● **GOAL OF THE EXERCISE**
Extract the complete listing and repeat it word for word.

● **ENTRIES**
***
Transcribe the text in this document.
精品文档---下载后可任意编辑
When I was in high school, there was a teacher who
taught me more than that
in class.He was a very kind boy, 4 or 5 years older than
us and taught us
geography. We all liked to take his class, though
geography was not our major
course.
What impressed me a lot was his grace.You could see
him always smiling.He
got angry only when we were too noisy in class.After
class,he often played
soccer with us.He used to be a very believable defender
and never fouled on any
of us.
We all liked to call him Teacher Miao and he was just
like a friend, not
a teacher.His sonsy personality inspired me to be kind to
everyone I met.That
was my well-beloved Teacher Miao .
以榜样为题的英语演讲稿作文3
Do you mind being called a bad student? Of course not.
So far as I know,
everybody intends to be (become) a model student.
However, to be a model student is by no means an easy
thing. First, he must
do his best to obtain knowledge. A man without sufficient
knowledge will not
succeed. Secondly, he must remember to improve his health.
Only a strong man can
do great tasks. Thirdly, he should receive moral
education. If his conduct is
***
● **EXERCISE RESPONSE**
Transcribe the text in this document.
精品文档---下载后可任意编辑
When I was in high school, there was a teacher who
taught me more than that
in class.He was a very kind boy, 4 or 5 years older than
us and taught us
geography. We all liked to take his class, though
geography was not our major
course.
What impressed me a lot was his grace.You could see
him always smiling.He
got angry only when we were too noisy in class.After
class,he often played
soccer with us.He used to be a very believable defender
and never fouled on any
of us.
We all liked to call him Teacher Miao and he was just
like a friend, not
a teacher.His sonsy personality inspired me to be kind to
everyone I met.That
was my well-beloved Teacher Miao .
以榜样为题的英语演讲稿作文3
Do you mind being called a bad student? Of course not.
So far as I know,
everybody intends to be (become) a model student.
However, to be a model student is by no means an easy
thing. First, he must
do his best to obtain knowledge. A man without sufficient
knowledge will not
succeed. Secondly, he must remember to improve his health.
Only a strong man can
do great tasks. Thirdly, he should receive moral
education. If his conduct is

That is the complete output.